» **OBJECTIVE**: In full and without alteration, repeat the material.

===

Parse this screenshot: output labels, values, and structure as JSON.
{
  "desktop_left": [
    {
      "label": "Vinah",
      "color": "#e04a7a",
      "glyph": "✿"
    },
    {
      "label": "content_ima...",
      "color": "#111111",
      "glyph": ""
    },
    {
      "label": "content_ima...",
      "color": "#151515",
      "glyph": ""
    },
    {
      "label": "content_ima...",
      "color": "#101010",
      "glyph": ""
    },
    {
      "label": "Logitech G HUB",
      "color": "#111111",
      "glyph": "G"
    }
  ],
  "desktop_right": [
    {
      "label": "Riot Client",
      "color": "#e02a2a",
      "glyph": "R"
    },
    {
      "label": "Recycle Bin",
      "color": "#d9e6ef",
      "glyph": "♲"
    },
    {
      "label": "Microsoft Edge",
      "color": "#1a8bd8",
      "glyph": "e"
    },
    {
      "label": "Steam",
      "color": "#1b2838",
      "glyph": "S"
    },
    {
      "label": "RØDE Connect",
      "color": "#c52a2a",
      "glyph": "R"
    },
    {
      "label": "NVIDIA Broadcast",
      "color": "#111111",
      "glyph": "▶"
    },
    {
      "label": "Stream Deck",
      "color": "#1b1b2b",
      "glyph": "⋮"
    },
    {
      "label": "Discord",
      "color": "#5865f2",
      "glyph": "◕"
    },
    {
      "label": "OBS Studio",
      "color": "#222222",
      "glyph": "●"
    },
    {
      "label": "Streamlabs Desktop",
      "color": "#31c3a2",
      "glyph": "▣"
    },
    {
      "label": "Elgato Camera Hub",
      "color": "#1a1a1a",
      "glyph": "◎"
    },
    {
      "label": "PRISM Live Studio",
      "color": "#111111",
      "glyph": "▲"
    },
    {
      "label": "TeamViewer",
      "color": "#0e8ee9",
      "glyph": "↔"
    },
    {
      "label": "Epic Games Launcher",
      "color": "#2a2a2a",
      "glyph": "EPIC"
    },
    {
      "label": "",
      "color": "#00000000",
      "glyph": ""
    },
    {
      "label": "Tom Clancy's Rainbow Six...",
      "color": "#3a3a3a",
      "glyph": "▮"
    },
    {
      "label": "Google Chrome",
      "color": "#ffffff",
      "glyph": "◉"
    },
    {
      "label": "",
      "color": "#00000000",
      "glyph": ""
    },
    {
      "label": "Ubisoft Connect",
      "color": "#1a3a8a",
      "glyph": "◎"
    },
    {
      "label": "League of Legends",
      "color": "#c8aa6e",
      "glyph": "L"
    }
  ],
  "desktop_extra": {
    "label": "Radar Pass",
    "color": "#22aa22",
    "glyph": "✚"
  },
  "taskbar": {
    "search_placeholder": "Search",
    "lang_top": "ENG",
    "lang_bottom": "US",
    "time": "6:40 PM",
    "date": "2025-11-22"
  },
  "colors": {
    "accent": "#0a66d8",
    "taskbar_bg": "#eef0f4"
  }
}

===

» **COMPLETED TASK**:
Parse this screenshot: output labels, values, and structure as JSON.
{
  "desktop_left": [
    {
      "label": "Vinah",
      "color": "#e04a7a",
      "glyph": "✿"
    },
    {
      "label": "content_ima...",
      "color": "#111111",
      "glyph": ""
    },
    {
      "label": "content_ima...",
      "color": "#151515",
      "glyph": ""
    },
    {
      "label": "content_ima...",
      "color": "#101010",
      "glyph": ""
    },
    {
      "label": "Logitech G HUB",
      "color": "#111111",
      "glyph": "G"
    }
  ],
  "desktop_right": [
    {
      "label": "Riot Client",
      "color": "#e02a2a",
      "glyph": "R"
    },
    {
      "label": "Recycle Bin",
      "color": "#d9e6ef",
      "glyph": "♲"
    },
    {
      "label": "Microsoft Edge",
      "color": "#1a8bd8",
      "glyph": "e"
    },
    {
      "label": "Steam",
      "color": "#1b2838",
      "glyph": "S"
    },
    {
      "label": "RØDE Connect",
      "color": "#c52a2a",
      "glyph": "R"
    },
    {
      "label": "NVIDIA Broadcast",
      "color": "#111111",
      "glyph": "▶"
    },
    {
      "label": "Stream Deck",
      "color": "#1b1b2b",
      "glyph": "⋮"
    },
    {
      "label": "Discord",
      "color": "#5865f2",
      "glyph": "◕"
    },
    {
      "label": "OBS Studio",
      "color": "#222222",
      "glyph": "●"
    },
    {
      "label": "Streamlabs Desktop",
      "color": "#31c3a2",
      "glyph": "▣"
    },
    {
      "label": "Elgato Camera Hub",
      "color": "#1a1a1a",
      "glyph": "◎"
    },
    {
      "label": "PRISM Live Studio",
      "color": "#111111",
      "glyph": "▲"
    },
    {
      "label": "TeamViewer",
      "color": "#0e8ee9",
      "glyph": "↔"
    },
    {
      "label": "Epic Games Launcher",
      "color": "#2a2a2a",
      "glyph": "EPIC"
    },
    {
      "label": "",
      "color": "#00000000",
      "glyph": ""
    },
    {
      "label": "Tom Clancy's Rainbow Six...",
      "color": "#3a3a3a",
      "glyph": "▮"
    },
    {
      "label": "Google Chrome",
      "color": "#ffffff",
      "glyph": "◉"
    },
    {
      "label": "",
      "color": "#00000000",
      "glyph": ""
    },
    {
      "label": "Ubisoft Connect",
      "color": "#1a3a8a",
      "glyph": "◎"
    },
    {
      "label": "League of Legends",
      "color": "#c8aa6e",
      "glyph": "L"
    }
  ],
  "desktop_extra": {
    "label": "Radar Pass",
    "color": "#22aa22",
    "glyph": "✚"
  },
  "taskbar": {
    "search_placeholder": "Search",
    "lang_top": "ENG",
    "lang_bottom": "US",
    "time": "6:40 PM",
    "date": "2025-11-22"
  },
  "colors": {
    "accent": "#0a66d8",
    "taskbar_bg": "#eef0f4"
  }
}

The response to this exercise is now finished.